Spatial layout entries:
━━━━
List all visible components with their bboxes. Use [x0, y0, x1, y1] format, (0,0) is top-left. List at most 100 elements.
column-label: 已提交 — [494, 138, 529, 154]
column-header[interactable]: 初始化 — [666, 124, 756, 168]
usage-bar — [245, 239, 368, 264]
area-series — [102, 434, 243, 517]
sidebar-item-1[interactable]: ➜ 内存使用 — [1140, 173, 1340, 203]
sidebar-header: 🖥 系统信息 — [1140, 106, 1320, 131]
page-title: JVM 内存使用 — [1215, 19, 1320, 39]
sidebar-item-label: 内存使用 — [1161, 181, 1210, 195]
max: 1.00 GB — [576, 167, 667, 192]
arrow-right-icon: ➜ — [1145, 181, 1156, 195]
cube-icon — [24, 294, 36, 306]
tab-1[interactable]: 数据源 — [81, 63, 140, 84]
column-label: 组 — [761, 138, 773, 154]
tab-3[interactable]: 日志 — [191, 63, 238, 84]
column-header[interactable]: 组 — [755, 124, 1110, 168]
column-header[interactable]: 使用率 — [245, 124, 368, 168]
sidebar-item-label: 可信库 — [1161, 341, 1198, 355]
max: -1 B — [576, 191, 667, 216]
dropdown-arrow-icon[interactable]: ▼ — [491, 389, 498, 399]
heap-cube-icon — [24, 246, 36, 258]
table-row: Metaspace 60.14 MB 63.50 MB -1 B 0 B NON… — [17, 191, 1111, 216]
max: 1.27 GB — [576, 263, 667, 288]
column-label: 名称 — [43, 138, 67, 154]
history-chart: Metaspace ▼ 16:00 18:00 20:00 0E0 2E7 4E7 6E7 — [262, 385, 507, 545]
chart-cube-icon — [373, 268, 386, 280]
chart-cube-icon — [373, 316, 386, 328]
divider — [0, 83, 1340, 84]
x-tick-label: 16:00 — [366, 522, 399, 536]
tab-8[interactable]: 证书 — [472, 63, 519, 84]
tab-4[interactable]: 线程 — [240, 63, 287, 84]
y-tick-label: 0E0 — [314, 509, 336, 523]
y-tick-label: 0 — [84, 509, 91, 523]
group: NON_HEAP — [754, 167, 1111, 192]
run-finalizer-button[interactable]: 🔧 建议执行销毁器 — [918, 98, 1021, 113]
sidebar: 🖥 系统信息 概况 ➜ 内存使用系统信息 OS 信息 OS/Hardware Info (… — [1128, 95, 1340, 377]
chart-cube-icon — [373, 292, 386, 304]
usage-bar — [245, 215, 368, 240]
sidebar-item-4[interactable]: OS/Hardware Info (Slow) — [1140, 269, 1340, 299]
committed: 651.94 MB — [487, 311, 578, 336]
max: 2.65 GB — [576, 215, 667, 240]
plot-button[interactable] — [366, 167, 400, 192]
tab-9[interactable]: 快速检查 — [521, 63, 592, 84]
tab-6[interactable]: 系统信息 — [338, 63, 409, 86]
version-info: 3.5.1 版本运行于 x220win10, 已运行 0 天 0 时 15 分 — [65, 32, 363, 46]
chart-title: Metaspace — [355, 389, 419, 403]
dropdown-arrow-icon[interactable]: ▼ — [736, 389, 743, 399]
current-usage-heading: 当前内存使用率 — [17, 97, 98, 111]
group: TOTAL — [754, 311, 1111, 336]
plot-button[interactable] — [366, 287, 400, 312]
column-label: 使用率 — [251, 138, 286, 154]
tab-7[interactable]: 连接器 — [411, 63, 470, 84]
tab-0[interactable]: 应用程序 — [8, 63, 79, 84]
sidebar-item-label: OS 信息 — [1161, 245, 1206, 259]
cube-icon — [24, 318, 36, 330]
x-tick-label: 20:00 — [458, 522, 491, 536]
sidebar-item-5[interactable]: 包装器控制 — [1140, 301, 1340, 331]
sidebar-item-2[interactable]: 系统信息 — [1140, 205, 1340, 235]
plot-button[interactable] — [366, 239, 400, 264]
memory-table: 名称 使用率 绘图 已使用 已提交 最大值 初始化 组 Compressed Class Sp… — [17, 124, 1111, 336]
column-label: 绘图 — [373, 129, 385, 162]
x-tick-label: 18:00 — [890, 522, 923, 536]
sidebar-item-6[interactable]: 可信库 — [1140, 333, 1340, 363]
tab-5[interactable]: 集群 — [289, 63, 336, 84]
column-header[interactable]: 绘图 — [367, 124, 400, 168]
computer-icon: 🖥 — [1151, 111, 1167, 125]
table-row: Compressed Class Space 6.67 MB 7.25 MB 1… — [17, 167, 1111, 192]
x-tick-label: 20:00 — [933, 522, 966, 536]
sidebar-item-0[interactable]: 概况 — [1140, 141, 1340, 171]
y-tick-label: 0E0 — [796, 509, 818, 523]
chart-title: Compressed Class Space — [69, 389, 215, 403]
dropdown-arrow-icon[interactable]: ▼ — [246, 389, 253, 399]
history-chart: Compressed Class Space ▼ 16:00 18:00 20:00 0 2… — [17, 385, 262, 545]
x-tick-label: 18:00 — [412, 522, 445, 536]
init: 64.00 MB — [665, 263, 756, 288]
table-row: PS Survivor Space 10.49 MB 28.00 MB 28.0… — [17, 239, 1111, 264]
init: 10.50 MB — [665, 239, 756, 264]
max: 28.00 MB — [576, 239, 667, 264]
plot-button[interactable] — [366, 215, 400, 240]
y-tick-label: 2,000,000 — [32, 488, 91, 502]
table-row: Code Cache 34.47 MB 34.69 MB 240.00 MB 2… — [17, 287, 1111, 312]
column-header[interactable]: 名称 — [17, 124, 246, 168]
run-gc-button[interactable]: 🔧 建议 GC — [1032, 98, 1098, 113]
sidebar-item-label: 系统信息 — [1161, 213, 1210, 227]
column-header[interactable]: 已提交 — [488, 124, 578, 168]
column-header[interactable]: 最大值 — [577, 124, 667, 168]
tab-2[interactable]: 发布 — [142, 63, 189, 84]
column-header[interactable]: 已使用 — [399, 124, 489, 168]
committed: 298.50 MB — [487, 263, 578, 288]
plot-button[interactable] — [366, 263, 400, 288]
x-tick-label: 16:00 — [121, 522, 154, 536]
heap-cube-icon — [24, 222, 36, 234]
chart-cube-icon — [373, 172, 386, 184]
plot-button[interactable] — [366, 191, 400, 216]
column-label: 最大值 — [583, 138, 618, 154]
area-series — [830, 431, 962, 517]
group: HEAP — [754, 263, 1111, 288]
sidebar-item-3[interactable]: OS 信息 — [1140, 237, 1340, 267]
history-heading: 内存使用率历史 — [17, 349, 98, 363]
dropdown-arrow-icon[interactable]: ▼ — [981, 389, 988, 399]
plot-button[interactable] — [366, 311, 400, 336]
━━━━
WHAT YOU WILL DO:
Put the lines of the records above, from the first line through the line containing "max: 2.65 GB — [576, 215, 667, 240]", into a numbered list, omitting any blank lines.

REPLY TO THE EXERCISE:
1. List all visible components with their bboxes. Use [x0, y0, x1, y1] format, (0,0) is top-left. List at most 100 elements.
2. column-label: 已提交 — [494, 138, 529, 154]
3. column-header[interactable]: 初始化 — [666, 124, 756, 168]
4. usage-bar — [245, 239, 368, 264]
5. area-series — [102, 434, 243, 517]
6. sidebar-item-1[interactable]: ➜ 内存使用 — [1140, 173, 1340, 203]
7. sidebar-header: 🖥 系统信息 — [1140, 106, 1320, 131]
8. page-title: JVM 内存使用 — [1215, 19, 1320, 39]
9. sidebar-item-label: 内存使用 — [1161, 181, 1210, 195]
10. max: 1.00 GB — [576, 167, 667, 192]
11. arrow-right-icon: ➜ — [1145, 181, 1156, 195]
12. cube-icon — [24, 294, 36, 306]
13. tab-1[interactable]: 数据源 — [81, 63, 140, 84]
14. column-label: 组 — [761, 138, 773, 154]
15. tab-3[interactable]: 日志 — [191, 63, 238, 84]
16. column-header[interactable]: 组 — [755, 124, 1110, 168]
17. column-header[interactable]: 使用率 — [245, 124, 368, 168]
18. sidebar-item-label: 可信库 — [1161, 341, 1198, 355]
19. max: -1 B — [576, 191, 667, 216]
20. dropdown-arrow-icon[interactable]: ▼ — [491, 389, 498, 399]
21. heap-cube-icon — [24, 246, 36, 258]
22. table-row: Metaspace 60.14 MB 63.50 MB -1 B 0 B NON… — [17, 191, 1111, 216]
23. max: 1.27 GB — [576, 263, 667, 288]
24. column-label: 名称 — [43, 138, 67, 154]
25. history-chart: Metaspace ▼ 16:00 18:00 20:00 0E0 2E7 4E7 6E7 — [262, 385, 507, 545]
26. chart-cube-icon — [373, 268, 386, 280]
27. chart-cube-icon — [373, 316, 386, 328]
28. divider — [0, 83, 1340, 84]
29. x-tick-label: 16:00 — [366, 522, 399, 536]
30. tab-8[interactable]: 证书 — [472, 63, 519, 84]
31. tab-4[interactable]: 线程 — [240, 63, 287, 84]
32. y-tick-label: 0E0 — [314, 509, 336, 523]
33. y-tick-label: 0 — [84, 509, 91, 523]
34. group: NON_HEAP — [754, 167, 1111, 192]
35. run-finalizer-button[interactable]: 🔧 建议执行销毁器 — [918, 98, 1021, 113]
36. sidebar: 🖥 系统信息 概况 ➜ 内存使用系统信息 OS 信息 OS/Hardware Info (… — [1128, 95, 1340, 377]
37. chart-cube-icon — [373, 292, 386, 304]
38. usage-bar — [245, 215, 368, 240]
39. sidebar-item-4[interactable]: OS/Hardware Info (Slow) — [1140, 269, 1340, 299]
40. committed: 651.94 MB — [487, 311, 578, 336]
41. max: 2.65 GB — [576, 215, 667, 240]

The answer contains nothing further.